(Aim of the task) Filter the records below down to lines containing "What".

(Data for this exercise)
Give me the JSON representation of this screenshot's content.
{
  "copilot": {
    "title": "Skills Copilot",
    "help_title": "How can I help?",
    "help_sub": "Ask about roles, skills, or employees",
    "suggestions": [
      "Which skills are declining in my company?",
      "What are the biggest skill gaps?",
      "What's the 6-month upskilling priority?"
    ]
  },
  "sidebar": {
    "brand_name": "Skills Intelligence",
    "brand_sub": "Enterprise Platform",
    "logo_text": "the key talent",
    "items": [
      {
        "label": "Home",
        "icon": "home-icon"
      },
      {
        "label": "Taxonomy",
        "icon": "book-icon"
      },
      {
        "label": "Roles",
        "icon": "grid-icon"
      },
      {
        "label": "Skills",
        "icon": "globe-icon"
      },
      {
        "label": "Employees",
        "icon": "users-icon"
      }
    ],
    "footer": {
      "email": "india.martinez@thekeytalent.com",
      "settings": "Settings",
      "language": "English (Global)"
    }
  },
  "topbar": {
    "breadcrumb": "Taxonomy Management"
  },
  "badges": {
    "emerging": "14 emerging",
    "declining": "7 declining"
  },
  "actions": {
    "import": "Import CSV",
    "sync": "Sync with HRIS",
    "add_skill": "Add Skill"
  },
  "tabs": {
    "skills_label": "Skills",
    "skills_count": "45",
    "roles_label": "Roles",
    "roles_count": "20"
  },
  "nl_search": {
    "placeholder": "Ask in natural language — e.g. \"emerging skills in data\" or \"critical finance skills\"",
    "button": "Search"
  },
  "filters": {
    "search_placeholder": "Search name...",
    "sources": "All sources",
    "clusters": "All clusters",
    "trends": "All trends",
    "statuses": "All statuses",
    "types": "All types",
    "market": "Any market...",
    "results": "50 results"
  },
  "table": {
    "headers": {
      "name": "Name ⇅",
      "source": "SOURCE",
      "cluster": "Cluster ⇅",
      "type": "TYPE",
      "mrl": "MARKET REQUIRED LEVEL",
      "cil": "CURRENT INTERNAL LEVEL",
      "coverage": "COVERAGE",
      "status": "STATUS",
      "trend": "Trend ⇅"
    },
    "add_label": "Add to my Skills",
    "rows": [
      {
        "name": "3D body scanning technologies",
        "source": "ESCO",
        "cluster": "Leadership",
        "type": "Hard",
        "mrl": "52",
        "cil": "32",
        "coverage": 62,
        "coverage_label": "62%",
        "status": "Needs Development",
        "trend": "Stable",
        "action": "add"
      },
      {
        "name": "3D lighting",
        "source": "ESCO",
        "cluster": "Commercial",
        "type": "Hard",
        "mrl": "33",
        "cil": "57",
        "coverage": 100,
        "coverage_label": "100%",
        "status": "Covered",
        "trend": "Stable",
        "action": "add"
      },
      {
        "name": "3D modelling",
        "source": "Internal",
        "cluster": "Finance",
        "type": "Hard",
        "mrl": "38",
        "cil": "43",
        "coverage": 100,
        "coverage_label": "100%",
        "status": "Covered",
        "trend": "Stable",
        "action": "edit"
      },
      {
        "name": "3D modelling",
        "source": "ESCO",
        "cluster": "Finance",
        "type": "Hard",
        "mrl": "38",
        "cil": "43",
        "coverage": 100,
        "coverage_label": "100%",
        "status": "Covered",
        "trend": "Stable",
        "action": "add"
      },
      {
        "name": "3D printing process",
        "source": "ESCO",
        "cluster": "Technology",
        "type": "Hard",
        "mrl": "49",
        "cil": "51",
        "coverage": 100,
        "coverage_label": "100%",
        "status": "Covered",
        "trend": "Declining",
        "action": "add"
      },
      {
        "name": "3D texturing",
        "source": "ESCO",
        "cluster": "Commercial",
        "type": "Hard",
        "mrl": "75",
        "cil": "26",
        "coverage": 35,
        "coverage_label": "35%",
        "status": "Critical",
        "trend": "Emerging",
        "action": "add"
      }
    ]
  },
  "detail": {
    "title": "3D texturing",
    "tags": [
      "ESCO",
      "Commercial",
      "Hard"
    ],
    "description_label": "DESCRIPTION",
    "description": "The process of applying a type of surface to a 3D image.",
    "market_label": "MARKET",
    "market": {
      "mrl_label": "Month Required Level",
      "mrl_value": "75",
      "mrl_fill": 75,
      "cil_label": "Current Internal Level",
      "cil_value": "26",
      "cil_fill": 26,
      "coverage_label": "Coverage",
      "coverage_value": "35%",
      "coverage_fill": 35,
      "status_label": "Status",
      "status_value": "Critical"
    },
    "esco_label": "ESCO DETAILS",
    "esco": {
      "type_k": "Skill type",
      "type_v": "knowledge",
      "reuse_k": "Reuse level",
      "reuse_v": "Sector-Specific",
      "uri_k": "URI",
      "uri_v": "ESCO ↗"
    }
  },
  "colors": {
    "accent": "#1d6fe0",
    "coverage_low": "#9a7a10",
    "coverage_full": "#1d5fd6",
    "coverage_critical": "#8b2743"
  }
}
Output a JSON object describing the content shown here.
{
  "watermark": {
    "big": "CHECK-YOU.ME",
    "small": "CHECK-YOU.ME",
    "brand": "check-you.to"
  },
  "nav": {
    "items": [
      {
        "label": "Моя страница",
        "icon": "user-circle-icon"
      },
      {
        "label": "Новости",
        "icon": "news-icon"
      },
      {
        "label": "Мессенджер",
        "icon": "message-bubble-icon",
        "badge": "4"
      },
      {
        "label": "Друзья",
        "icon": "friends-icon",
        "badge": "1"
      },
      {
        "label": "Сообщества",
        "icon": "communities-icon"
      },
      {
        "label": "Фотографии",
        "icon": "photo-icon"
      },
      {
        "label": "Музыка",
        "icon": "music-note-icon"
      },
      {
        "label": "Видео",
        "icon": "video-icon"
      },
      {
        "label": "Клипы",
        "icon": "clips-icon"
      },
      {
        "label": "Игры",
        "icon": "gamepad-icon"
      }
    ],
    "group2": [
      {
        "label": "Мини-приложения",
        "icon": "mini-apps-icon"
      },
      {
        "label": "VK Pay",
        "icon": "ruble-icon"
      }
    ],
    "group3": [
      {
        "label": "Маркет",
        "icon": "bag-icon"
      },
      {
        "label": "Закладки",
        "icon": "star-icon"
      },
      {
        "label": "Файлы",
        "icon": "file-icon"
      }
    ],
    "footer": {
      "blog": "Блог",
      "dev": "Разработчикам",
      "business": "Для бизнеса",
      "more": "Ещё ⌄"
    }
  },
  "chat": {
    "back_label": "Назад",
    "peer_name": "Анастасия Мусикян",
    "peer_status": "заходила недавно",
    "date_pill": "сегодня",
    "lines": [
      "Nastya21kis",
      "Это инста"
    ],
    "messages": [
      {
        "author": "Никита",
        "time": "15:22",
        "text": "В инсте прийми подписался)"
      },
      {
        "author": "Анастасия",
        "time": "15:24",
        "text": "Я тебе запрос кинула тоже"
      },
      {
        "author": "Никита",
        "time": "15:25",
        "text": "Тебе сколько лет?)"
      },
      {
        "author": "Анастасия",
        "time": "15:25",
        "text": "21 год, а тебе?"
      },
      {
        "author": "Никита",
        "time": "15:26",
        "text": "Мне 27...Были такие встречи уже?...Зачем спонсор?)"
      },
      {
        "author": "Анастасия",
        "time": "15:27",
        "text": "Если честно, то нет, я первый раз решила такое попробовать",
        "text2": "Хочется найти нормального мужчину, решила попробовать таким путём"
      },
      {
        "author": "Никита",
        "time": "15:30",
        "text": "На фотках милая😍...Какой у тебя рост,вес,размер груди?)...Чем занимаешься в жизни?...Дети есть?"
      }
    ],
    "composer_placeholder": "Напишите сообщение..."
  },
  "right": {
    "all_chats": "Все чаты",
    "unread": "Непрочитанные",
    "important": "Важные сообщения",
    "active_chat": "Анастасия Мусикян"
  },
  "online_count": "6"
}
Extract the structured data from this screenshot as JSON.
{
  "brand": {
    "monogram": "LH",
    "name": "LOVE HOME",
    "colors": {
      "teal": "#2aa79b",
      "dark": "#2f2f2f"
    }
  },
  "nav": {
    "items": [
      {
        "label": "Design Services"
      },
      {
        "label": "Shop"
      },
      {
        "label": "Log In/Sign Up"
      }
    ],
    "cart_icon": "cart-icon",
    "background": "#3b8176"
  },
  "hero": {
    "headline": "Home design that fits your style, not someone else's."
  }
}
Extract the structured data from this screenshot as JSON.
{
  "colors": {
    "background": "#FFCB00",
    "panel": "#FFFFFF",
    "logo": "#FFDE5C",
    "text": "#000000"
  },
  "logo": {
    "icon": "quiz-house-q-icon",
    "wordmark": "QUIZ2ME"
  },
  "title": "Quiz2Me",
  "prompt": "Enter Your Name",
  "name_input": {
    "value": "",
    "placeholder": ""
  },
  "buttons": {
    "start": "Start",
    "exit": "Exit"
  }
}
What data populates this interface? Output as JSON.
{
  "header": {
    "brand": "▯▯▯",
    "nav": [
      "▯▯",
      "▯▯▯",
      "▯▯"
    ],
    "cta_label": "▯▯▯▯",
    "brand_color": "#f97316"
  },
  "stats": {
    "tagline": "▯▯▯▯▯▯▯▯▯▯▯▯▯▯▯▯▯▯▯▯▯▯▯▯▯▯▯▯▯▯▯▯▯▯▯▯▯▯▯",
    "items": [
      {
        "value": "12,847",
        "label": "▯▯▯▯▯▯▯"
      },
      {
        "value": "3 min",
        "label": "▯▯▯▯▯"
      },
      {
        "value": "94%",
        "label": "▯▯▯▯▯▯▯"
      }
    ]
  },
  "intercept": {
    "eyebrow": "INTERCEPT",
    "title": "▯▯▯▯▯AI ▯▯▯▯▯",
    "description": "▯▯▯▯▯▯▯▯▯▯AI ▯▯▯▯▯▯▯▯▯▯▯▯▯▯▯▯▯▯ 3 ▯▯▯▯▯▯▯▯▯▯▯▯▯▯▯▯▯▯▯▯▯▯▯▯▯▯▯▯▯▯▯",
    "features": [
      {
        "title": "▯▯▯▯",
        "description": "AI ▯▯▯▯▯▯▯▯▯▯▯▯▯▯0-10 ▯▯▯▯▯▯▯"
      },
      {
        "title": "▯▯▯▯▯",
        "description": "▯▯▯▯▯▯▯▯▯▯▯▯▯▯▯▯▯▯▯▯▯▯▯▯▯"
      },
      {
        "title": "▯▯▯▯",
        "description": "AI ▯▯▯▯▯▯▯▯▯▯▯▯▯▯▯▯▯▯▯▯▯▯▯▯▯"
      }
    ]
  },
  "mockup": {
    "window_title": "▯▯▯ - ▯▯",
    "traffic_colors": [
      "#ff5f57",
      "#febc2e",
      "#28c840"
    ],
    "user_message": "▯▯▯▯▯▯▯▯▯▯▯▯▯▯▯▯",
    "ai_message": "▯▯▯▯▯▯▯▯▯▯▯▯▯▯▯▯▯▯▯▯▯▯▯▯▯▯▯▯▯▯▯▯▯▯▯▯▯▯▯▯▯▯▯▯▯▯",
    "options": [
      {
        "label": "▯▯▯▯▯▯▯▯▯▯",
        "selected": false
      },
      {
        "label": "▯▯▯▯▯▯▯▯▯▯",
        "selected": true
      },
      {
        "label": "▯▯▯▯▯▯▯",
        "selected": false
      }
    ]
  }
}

(Complete response)
      "What are the biggest skill gaps?",
      "What's the 6-month upskilling priority?"
What data populates this interface? Output as JSON.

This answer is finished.